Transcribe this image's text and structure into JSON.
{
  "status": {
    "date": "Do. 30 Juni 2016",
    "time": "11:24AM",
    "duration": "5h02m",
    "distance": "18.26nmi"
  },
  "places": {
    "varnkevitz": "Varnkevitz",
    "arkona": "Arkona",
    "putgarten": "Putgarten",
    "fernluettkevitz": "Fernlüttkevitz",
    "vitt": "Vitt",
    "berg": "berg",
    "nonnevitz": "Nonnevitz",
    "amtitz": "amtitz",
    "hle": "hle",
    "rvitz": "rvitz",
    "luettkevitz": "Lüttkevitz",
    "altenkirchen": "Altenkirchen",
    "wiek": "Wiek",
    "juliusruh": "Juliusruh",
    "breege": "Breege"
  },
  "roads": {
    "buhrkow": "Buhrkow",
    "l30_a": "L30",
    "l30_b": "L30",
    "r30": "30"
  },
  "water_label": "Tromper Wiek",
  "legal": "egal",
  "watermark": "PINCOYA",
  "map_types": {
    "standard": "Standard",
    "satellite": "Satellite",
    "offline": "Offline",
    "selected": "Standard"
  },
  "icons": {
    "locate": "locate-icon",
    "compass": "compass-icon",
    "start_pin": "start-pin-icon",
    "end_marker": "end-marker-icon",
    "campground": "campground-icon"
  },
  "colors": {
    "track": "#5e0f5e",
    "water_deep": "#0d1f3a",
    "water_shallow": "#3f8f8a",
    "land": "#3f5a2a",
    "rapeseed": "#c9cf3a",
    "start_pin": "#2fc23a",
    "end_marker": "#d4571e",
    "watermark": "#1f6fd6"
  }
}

::::::::::

• [What you have to do]: Here, the records must be output exactly and in full.

• [Solution below]:
Transcribe this image's text and structure into JSON.
{
  "status": {
    "date": "Do. 30 Juni 2016",
    "time": "11:24AM",
    "duration": "5h02m",
    "distance": "18.26nmi"
  },
  "places": {
    "varnkevitz": "Varnkevitz",
    "arkona": "Arkona",
    "putgarten": "Putgarten",
    "fernluettkevitz": "Fernlüttkevitz",
    "vitt": "Vitt",
    "berg": "berg",
    "nonnevitz": "Nonnevitz",
    "amtitz": "amtitz",
    "hle": "hle",
    "rvitz": "rvitz",
    "luettkevitz": "Lüttkevitz",
    "altenkirchen": "Altenkirchen",
    "wiek": "Wiek",
    "juliusruh": "Juliusruh",
    "breege": "Breege"
  },
  "roads": {
    "buhrkow": "Buhrkow",
    "l30_a": "L30",
    "l30_b": "L30",
    "r30": "30"
  },
  "water_label": "Tromper Wiek",
  "legal": "egal",
  "watermark": "PINCOYA",
  "map_types": {
    "standard": "Standard",
    "satellite": "Satellite",
    "offline": "Offline",
    "selected": "Standard"
  },
  "icons": {
    "locate": "locate-icon",
    "compass": "compass-icon",
    "start_pin": "start-pin-icon",
    "end_marker": "end-marker-icon",
    "campground": "campground-icon"
  },
  "colors": {
    "track": "#5e0f5e",
    "water_deep": "#0d1f3a",
    "water_shallow": "#3f8f8a",
    "land": "#3f5a2a",
    "rapeseed": "#c9cf3a",
    "start_pin": "#2fc23a",
    "end_marker": "#d4571e",
    "watermark": "#1f6fd6"
  }
}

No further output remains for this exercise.